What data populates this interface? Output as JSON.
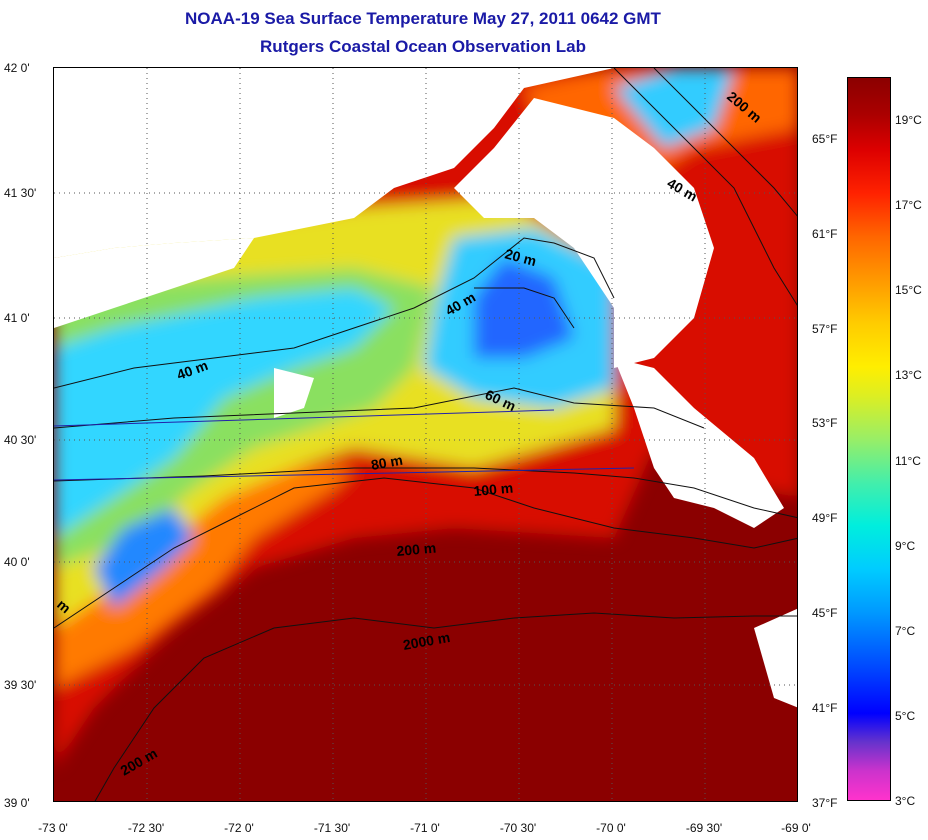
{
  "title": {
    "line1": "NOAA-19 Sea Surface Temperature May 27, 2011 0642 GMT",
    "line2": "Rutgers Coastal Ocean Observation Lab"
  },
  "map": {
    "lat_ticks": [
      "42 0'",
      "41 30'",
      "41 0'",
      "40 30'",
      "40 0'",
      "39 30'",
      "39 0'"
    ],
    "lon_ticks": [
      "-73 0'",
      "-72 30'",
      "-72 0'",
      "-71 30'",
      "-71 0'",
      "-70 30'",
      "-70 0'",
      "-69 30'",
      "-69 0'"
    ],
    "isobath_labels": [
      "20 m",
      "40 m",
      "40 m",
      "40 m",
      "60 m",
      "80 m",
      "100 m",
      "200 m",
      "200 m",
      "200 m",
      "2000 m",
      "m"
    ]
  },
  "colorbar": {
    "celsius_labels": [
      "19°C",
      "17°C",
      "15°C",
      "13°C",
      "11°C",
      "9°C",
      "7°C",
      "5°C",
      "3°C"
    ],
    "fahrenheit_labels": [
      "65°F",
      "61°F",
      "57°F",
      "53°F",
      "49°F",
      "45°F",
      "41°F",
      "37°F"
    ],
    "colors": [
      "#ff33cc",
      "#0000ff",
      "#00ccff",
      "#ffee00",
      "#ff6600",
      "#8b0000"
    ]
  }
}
* * *
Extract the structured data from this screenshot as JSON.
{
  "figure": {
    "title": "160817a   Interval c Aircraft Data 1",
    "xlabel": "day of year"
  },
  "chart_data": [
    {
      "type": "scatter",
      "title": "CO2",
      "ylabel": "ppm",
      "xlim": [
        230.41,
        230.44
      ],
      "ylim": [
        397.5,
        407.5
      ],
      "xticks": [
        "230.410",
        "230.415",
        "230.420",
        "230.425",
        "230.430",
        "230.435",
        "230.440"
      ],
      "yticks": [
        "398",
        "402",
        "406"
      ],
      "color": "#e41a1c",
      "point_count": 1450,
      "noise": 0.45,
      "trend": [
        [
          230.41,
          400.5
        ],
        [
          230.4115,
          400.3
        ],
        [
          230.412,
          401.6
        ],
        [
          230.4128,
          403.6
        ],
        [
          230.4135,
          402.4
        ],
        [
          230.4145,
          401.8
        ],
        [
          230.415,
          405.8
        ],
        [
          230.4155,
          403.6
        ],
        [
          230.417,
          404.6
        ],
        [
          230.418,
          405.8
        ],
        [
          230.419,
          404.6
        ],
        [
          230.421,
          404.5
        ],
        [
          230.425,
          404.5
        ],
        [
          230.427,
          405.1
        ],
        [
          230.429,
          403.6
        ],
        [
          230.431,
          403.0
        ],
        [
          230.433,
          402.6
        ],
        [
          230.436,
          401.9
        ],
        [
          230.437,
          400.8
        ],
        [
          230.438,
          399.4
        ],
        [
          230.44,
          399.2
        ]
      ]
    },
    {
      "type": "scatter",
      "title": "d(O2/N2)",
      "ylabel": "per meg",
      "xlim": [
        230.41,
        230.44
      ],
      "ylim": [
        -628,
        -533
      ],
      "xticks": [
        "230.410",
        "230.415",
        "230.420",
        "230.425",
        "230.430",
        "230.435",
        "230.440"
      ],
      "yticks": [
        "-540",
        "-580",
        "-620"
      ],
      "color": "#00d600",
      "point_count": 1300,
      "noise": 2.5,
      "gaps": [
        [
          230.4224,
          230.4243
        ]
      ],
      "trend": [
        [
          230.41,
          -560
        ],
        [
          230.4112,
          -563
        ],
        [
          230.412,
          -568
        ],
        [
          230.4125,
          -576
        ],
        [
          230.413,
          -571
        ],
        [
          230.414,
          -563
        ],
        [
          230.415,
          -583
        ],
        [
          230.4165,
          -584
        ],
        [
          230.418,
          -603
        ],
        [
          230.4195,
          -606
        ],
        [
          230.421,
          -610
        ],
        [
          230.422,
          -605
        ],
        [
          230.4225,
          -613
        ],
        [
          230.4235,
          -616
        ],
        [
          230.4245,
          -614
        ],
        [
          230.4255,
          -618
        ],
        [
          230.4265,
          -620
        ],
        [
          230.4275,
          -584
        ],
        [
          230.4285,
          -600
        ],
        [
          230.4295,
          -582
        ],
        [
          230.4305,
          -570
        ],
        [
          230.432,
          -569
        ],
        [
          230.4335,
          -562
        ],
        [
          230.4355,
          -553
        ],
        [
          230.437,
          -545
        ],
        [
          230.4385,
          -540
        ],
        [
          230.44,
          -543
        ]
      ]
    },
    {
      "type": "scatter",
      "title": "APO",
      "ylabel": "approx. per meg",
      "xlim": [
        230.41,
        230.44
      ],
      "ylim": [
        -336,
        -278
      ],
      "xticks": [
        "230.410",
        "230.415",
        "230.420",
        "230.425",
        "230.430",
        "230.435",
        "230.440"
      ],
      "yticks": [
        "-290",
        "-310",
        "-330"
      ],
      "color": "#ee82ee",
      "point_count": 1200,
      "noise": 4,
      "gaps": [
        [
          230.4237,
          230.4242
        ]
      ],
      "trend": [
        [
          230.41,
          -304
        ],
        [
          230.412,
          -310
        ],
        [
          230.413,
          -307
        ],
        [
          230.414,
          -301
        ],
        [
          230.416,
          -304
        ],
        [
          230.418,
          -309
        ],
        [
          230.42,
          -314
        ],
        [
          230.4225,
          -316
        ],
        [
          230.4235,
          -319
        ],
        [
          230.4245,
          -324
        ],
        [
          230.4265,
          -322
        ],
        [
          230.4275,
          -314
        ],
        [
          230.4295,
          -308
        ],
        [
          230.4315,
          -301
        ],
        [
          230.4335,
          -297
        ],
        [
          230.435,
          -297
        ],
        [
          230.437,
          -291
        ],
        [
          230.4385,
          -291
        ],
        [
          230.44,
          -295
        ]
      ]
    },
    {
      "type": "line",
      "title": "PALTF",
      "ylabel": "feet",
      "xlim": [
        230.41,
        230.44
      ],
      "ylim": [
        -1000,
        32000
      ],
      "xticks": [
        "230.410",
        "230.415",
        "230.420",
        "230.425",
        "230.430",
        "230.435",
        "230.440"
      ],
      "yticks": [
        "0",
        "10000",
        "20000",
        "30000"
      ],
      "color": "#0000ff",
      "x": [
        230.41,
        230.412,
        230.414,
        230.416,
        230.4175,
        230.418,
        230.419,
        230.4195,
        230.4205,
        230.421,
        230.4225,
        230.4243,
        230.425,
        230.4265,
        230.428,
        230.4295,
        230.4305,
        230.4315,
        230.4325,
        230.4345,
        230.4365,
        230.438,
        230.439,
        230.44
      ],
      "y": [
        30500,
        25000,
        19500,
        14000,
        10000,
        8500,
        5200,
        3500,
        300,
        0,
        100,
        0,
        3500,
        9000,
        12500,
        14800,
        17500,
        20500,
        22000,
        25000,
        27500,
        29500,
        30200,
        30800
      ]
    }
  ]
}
* * *
- Stated goal
Copy the lines from the entries above in which the word "title" appears.

- Final result
  "title": {
    "title": "160817a   Interval c Aircraft Data 1",
      "title": "CO2",
      "title": "d(O2/N2)",
      "title": "APO",
      "title": "PALTF",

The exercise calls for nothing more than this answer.